● Your objective: Write the data out again, exactly as given.

-------- Supplied information

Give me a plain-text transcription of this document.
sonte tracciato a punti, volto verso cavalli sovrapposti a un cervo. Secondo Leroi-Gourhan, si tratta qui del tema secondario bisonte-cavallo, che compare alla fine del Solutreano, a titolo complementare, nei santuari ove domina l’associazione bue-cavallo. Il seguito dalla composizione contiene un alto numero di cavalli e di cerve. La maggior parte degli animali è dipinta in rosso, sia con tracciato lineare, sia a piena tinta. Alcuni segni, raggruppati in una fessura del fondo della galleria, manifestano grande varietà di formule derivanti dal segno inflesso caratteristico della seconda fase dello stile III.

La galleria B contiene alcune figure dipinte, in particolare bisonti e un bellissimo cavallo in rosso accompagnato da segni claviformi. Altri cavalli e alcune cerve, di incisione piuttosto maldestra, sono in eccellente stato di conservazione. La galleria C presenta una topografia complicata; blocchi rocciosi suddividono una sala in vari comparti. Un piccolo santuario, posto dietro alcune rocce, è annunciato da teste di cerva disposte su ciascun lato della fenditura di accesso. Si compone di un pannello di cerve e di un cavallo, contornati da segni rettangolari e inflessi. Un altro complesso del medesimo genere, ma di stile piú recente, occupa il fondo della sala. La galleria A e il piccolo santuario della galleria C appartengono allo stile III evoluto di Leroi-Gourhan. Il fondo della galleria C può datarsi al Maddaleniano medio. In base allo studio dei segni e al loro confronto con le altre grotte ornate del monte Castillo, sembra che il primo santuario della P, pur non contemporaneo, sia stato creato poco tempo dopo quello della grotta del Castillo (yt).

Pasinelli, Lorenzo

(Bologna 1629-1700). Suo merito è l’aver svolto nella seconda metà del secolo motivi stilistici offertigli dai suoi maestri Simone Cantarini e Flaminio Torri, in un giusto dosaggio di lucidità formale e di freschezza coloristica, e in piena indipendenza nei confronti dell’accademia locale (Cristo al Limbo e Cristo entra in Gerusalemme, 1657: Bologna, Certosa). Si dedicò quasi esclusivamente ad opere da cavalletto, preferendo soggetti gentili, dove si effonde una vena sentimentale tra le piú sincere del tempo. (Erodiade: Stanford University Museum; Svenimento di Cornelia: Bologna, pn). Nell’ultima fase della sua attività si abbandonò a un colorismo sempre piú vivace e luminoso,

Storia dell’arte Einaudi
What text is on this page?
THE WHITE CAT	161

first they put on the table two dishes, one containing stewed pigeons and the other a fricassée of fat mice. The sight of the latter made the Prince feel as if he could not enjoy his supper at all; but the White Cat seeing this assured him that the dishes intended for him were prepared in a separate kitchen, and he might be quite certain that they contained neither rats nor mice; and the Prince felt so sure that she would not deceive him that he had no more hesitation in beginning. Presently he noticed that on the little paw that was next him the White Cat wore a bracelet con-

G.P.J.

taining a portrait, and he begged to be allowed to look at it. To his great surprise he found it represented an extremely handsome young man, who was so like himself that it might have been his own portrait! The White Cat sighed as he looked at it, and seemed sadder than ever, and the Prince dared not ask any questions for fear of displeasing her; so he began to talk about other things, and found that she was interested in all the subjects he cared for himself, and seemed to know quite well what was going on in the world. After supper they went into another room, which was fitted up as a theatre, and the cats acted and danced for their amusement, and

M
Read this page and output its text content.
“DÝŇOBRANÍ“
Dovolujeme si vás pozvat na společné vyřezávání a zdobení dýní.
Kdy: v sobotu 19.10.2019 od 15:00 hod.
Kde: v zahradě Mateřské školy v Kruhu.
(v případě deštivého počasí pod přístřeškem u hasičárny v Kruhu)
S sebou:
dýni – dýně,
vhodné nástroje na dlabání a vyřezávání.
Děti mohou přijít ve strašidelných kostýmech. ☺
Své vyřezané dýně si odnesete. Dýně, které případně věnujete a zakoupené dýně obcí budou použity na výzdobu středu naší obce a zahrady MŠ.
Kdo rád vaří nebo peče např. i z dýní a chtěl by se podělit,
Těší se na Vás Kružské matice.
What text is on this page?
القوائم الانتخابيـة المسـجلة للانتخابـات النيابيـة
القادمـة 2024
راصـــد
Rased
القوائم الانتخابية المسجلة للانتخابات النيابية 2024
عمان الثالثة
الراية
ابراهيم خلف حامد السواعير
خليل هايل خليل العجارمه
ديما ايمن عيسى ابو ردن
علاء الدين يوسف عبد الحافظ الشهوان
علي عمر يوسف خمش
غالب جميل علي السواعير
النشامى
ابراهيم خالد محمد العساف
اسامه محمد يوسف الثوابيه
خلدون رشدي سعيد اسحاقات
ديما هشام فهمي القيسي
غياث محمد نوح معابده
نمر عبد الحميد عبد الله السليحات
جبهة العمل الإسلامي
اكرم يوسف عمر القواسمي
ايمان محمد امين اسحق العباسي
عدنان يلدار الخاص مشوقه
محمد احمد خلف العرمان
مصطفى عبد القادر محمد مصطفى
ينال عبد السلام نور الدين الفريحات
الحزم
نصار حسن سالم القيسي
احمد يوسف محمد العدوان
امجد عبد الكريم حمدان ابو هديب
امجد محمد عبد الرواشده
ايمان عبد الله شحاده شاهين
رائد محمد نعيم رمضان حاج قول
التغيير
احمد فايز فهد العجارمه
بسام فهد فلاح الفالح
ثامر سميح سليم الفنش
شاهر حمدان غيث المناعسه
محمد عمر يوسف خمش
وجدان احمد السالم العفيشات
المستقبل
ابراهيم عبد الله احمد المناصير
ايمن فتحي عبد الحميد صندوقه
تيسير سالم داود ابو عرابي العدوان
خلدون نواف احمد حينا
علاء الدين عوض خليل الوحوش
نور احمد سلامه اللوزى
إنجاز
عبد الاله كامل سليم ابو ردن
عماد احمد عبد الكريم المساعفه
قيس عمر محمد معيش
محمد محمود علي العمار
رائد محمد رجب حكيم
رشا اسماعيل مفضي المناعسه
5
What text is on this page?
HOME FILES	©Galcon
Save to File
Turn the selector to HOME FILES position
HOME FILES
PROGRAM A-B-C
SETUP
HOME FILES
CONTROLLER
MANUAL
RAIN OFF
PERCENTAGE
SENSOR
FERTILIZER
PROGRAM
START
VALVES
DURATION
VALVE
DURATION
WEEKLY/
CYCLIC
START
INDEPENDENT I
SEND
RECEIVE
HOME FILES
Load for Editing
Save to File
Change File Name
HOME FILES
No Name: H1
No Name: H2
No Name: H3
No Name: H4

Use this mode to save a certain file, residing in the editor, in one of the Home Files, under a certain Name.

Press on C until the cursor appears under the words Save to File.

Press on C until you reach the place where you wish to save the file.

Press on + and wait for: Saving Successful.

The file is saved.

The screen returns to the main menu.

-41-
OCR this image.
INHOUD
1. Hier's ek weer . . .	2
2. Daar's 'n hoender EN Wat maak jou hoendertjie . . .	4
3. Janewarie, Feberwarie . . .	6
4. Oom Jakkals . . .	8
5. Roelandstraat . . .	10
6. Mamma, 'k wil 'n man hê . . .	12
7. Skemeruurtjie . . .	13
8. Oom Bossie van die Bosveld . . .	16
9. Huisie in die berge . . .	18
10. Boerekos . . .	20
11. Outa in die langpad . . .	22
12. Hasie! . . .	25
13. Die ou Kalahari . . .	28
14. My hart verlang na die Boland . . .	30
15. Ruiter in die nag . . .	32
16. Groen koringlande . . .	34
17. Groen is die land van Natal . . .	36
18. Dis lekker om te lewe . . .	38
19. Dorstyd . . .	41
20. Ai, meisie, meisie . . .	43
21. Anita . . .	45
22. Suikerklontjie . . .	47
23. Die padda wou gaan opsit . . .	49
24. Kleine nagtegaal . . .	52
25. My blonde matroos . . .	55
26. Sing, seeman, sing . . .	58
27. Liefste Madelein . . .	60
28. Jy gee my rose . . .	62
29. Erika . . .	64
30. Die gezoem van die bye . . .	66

----------------

● Exercise response:
Give me a plain-text transcription of this document.
sonte tracciato a punti, volto verso cavalli sovrapposti a un cervo. Secondo Leroi-Gourhan, si tratta qui del tema secondario bisonte-cavallo, che compare alla fine del Solutreano, a titolo complementare, nei santuari ove domina l’associazione bue-cavallo. Il seguito dalla composizione contiene un alto numero di cavalli e di cerve. La maggior parte degli animali è dipinta in rosso, sia con tracciato lineare, sia a piena tinta. Alcuni segni, raggruppati in una fessura del fondo della galleria, manifestano grande varietà di formule derivanti dal segno inflesso caratteristico della seconda fase dello stile III.

La galleria B contiene alcune figure dipinte, in particolare bisonti e un bellissimo cavallo in rosso accompagnato da segni claviformi. Altri cavalli e alcune cerve, di incisione piuttosto maldestra, sono in eccellente stato di conservazione. La galleria C presenta una topografia complicata; blocchi rocciosi suddividono una sala in vari comparti. Un piccolo santuario, posto dietro alcune rocce, è annunciato da teste di cerva disposte su ciascun lato della fenditura di accesso. Si compone di un pannello di cerve e di un cavallo, contornati da segni rettangolari e inflessi. Un altro complesso del medesimo genere, ma di stile piú recente, occupa il fondo della sala. La galleria A e il piccolo santuario della galleria C appartengono allo stile III evoluto di Leroi-Gourhan. Il fondo della galleria C può datarsi al Maddaleniano medio. In base allo studio dei segni e al loro confronto con le altre grotte ornate del monte Castillo, sembra che il primo santuario della P, pur non contemporaneo, sia stato creato poco tempo dopo quello della grotta del Castillo (yt).

Pasinelli, Lorenzo

(Bologna 1629-1700). Suo merito è l’aver svolto nella seconda metà del secolo motivi stilistici offertigli dai suoi maestri Simone Cantarini e Flaminio Torri, in un giusto dosaggio di lucidità formale e di freschezza coloristica, e in piena indipendenza nei confronti dell’accademia locale (Cristo al Limbo e Cristo entra in Gerusalemme, 1657: Bologna, Certosa). Si dedicò quasi esclusivamente ad opere da cavalletto, preferendo soggetti gentili, dove si effonde una vena sentimentale tra le piú sincere del tempo. (Erodiade: Stanford University Museum; Svenimento di Cornelia: Bologna, pn). Nell’ultima fase della sua attività si abbandonò a un colorismo sempre piú vivace e luminoso,

Storia dell’arte Einaudi
What text is on this page?
THE WHITE CAT	161

first they put on the table two dishes, one containing stewed pigeons and the other a fricassée of fat mice. The sight of the latter made the Prince feel as if he could not enjoy his supper at all; but the White Cat seeing this assured him that the dishes intended for him were prepared in a separate kitchen, and he might be quite certain that they contained neither rats nor mice; and the Prince felt so sure that she would not deceive him that he had no more hesitation in beginning. Presently he noticed that on the little paw that was next him the White Cat wore a bracelet con-

G.P.J.

taining a portrait, and he begged to be allowed to look at it. To his great surprise he found it represented an extremely handsome young man, who was so like himself that it might have been his own portrait! The White Cat sighed as he looked at it, and seemed sadder than ever, and the Prince dared not ask any questions for fear of displeasing her; so he began to talk about other things, and found that she was interested in all the subjects he cared for himself, and seemed to know quite well what was going on in the world. After supper they went into another room, which was fitted up as a theatre, and the cats acted and danced for their amusement, and

M
Read this page and output its text content.
“DÝŇOBRANÍ“
Dovolujeme si vás pozvat na společné vyřezávání a zdobení dýní.
Kdy: v sobotu 19.10.2019 od 15:00 hod.
Kde: v zahradě Mateřské školy v Kruhu.
(v případě deštivého počasí pod přístřeškem u hasičárny v Kruhu)
S sebou:
dýni – dýně,
vhodné nástroje na dlabání a vyřezávání.
Děti mohou přijít ve strašidelných kostýmech. ☺
Své vyřezané dýně si odnesete. Dýně, které případně věnujete a zakoupené dýně obcí budou použity na výzdobu středu naší obce a zahrady MŠ.
Kdo rád vaří nebo peče např. i z dýní a chtěl by se podělit,
Těší se na Vás Kružské matice.
What text is on this page?
القوائم الانتخابيـة المسـجلة للانتخابـات النيابيـة
القادمـة 2024
راصـــد
Rased
القوائم الانتخابية المسجلة للانتخابات النيابية 2024
عمان الثالثة
الراية
ابراهيم خلف حامد السواعير
خليل هايل خليل العجارمه
ديما ايمن عيسى ابو ردن
علاء الدين يوسف عبد الحافظ الشهوان
علي عمر يوسف خمش
غالب جميل علي السواعير
النشامى
ابراهيم خالد محمد العساف
اسامه محمد يوسف الثوابيه
خلدون رشدي سعيد اسحاقات
ديما هشام فهمي القيسي
غياث محمد نوح معابده
نمر عبد الحميد عبد الله السليحات
جبهة العمل الإسلامي
اكرم يوسف عمر القواسمي
ايمان محمد امين اسحق العباسي
عدنان يلدار الخاص مشوقه
محمد احمد خلف العرمان
مصطفى عبد القادر محمد مصطفى
ينال عبد السلام نور الدين الفريحات
الحزم
نصار حسن سالم القيسي
احمد يوسف محمد العدوان
امجد عبد الكريم حمدان ابو هديب
امجد محمد عبد الرواشده
ايمان عبد الله شحاده شاهين
رائد محمد نعيم رمضان حاج قول
التغيير
احمد فايز فهد العجارمه
بسام فهد فلاح الفالح
ثامر سميح سليم الفنش
شاهر حمدان غيث المناعسه
محمد عمر يوسف خمش
وجدان احمد السالم العفيشات
المستقبل
ابراهيم عبد الله احمد المناصير
ايمن فتحي عبد الحميد صندوقه
تيسير سالم داود ابو عرابي العدوان
خلدون نواف احمد حينا
علاء الدين عوض خليل الوحوش
نور احمد سلامه اللوزى
إنجاز
عبد الاله كامل سليم ابو ردن
عماد احمد عبد الكريم المساعفه
قيس عمر محمد معيش
محمد محمود علي العمار
رائد محمد رجب حكيم
رشا اسماعيل مفضي المناعسه
5
What text is on this page?
HOME FILES	©Galcon
Save to File
Turn the selector to HOME FILES position
HOME FILES
PROGRAM A-B-C
SETUP
HOME FILES
CONTROLLER
MANUAL
RAIN OFF
PERCENTAGE
SENSOR
FERTILIZER
PROGRAM
START
VALVES
DURATION
VALVE
DURATION
WEEKLY/
CYCLIC
START
INDEPENDENT I
SEND
RECEIVE
HOME FILES
Load for Editing
Save to File
Change File Name
HOME FILES
No Name: H1
No Name: H2
No Name: H3
No Name: H4

Use this mode to save a certain file, residing in the editor, in one of the Home Files, under a certain Name.

Press on C until the cursor appears under the words Save to File.

Press on C until you reach the place where you wish to save the file.

Press on + and wait for: Saving Successful.

The file is saved.

The screen returns to the main menu.

-41-
OCR this image.
INHOUD
1. Hier's ek weer . . .	2
2. Daar's 'n hoender EN Wat maak jou hoendertjie . . .	4
3. Janewarie, Feberwarie . . .	6
4. Oom Jakkals . . .	8
5. Roelandstraat . . .	10
6. Mamma, 'k wil 'n man hê . . .	12
7. Skemeruurtjie . . .	13
8. Oom Bossie van die Bosveld . . .	16
9. Huisie in die berge . . .	18
10. Boerekos . . .	20
11. Outa in die langpad . . .	22
12. Hasie! . . .	25
13. Die ou Kalahari . . .	28
14. My hart verlang na die Boland . . .	30
15. Ruiter in die nag . . .	32
16. Groen koringlande . . .	34
17. Groen is die land van Natal . . .	36
18. Dis lekker om te lewe . . .	38
19. Dorstyd . . .	41
20. Ai, meisie, meisie . . .	43
21. Anita . . .	45
22. Suikerklontjie . . .	47
23. Die padda wou gaan opsit . . .	49
24. Kleine nagtegaal . . .	52
25. My blonde matroos . . .	55
26. Sing, seeman, sing . . .	58
27. Liefste Madelein . . .	60
28. Jy gee my rose . . .	62
29. Erika . . .	64
30. Die gezoem van die bye . . .	66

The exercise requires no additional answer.